**STORED DATA:**
———

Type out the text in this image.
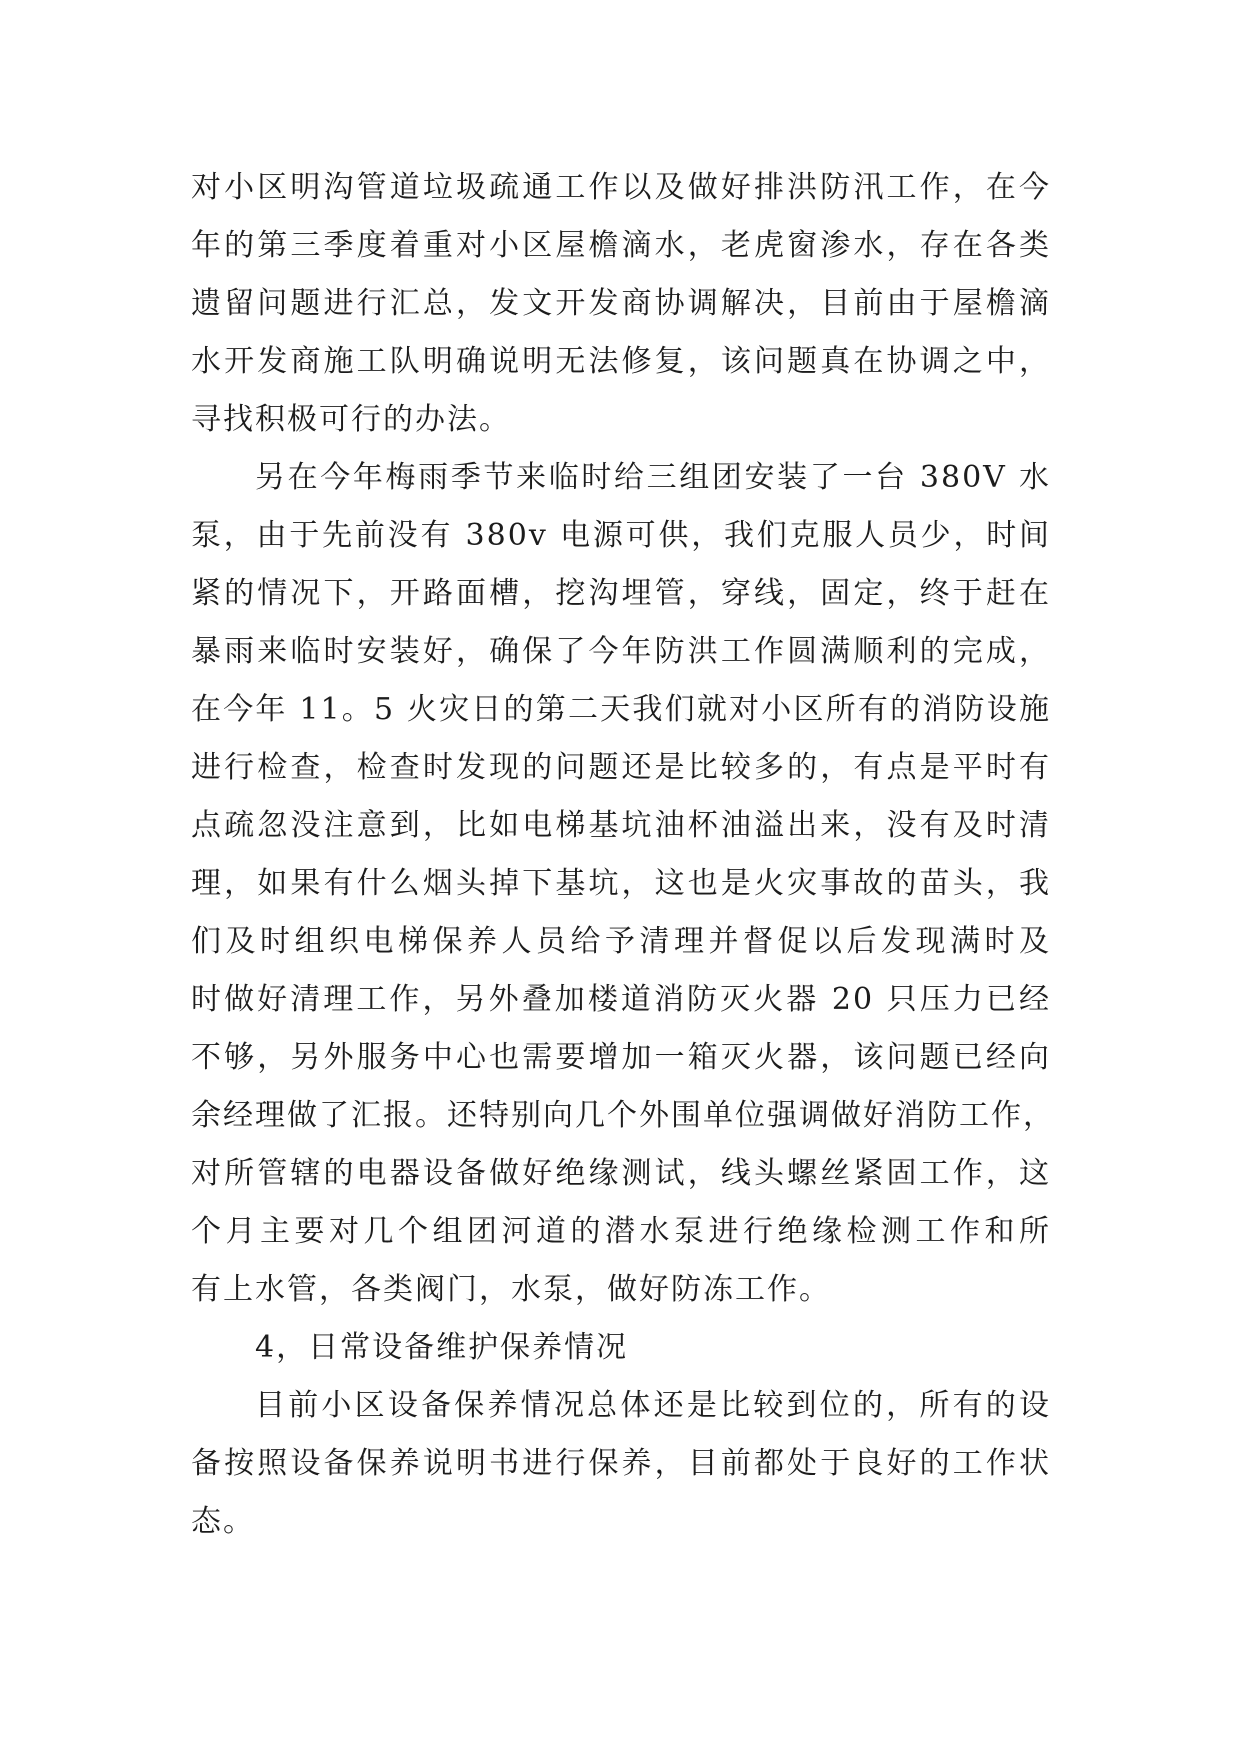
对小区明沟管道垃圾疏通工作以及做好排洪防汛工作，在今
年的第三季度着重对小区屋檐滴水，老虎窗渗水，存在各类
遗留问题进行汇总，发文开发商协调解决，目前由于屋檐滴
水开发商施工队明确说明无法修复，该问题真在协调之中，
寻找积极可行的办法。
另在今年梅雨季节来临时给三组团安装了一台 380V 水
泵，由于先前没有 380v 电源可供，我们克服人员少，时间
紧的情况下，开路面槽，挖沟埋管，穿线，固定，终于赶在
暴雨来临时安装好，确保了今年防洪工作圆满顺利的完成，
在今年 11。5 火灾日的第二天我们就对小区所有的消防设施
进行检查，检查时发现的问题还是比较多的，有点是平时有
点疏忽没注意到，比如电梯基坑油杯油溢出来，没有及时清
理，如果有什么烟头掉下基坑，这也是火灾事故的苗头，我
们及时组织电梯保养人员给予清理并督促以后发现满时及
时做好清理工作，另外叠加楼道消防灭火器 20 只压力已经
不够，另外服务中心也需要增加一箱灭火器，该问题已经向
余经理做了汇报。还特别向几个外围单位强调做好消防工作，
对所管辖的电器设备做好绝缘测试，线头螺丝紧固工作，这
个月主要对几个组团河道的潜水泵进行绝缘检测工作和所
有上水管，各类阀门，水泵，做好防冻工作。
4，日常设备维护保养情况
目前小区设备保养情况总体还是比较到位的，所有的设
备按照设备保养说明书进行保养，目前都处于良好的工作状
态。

———

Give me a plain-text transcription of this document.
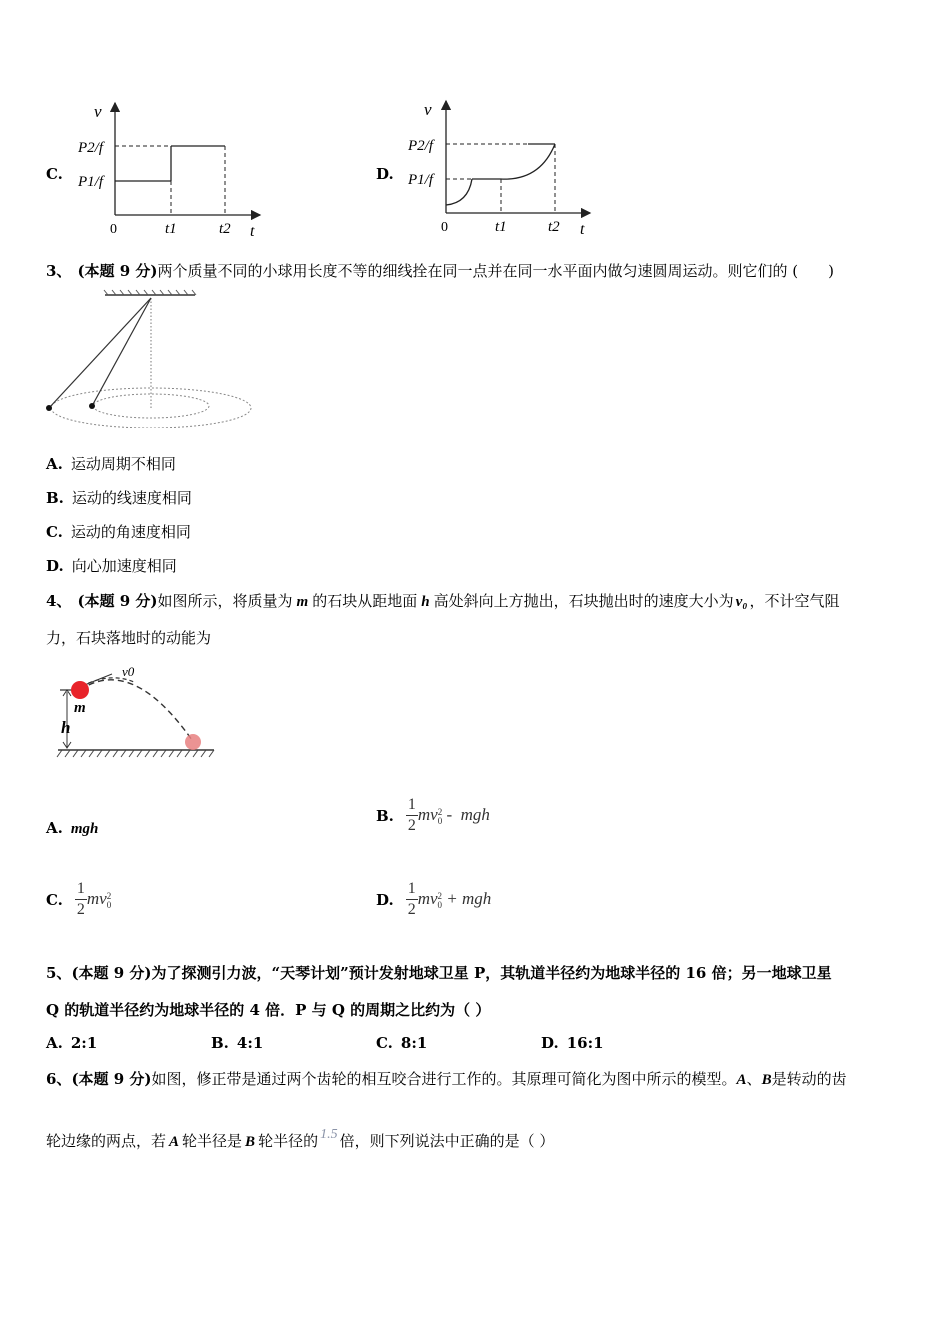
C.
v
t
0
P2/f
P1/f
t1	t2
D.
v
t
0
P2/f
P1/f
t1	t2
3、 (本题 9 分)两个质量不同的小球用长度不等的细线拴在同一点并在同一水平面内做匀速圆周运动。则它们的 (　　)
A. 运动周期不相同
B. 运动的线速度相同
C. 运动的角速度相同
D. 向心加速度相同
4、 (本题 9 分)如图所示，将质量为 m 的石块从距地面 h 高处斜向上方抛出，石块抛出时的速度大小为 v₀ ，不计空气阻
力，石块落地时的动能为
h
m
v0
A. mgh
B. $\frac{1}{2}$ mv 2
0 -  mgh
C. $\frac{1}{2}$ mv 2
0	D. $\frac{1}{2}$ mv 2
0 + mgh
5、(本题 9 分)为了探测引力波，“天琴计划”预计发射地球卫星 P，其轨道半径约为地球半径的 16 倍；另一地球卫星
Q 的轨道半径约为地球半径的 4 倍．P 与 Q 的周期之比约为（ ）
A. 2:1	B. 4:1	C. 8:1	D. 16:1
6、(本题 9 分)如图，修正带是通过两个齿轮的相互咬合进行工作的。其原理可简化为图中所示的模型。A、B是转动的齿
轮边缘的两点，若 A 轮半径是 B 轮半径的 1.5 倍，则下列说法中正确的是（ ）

———

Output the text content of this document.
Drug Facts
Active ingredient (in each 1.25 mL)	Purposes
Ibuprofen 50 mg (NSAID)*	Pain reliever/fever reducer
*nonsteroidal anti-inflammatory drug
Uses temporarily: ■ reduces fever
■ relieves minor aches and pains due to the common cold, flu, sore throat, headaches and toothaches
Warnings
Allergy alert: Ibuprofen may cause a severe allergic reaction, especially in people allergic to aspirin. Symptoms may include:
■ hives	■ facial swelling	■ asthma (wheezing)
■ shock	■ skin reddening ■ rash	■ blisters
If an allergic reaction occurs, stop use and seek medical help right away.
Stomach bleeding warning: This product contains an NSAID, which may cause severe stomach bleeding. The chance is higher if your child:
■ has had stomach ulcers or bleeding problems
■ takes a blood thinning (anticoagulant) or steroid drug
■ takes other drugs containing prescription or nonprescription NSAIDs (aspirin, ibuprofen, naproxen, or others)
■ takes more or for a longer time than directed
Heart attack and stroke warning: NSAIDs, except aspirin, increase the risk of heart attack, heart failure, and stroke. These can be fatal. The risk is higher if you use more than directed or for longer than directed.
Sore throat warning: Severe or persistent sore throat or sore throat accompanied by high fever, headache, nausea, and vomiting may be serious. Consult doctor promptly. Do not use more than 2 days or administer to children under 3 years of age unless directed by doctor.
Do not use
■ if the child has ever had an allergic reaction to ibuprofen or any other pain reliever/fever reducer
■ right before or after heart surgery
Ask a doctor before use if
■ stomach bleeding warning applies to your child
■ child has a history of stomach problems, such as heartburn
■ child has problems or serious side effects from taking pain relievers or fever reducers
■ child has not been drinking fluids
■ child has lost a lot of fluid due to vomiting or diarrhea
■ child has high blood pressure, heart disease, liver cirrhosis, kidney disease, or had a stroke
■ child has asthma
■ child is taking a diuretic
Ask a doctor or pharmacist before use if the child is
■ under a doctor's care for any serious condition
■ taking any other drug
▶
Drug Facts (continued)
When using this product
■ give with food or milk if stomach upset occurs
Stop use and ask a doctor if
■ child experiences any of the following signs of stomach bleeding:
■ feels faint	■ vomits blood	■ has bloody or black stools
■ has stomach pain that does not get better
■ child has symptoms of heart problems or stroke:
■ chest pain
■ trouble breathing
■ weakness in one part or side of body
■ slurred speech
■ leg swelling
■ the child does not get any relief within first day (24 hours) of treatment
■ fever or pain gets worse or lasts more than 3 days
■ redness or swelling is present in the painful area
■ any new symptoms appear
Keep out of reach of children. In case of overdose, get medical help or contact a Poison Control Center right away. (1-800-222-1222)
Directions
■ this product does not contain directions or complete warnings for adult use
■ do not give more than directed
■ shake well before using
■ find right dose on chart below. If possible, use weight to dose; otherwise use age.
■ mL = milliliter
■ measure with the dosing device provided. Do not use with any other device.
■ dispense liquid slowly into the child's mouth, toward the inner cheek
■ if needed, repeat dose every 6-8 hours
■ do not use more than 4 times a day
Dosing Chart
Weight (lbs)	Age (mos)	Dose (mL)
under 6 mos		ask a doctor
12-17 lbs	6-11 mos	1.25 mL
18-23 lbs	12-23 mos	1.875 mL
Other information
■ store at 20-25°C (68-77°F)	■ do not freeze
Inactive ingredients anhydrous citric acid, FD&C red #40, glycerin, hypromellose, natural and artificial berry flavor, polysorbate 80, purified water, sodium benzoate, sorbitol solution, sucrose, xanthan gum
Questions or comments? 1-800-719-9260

———

Copy every line above in which the string "hours" shows up.

■ the child does not get any relief within first day (24 hours) of treatment
■ if needed, repeat dose every 6-8 hours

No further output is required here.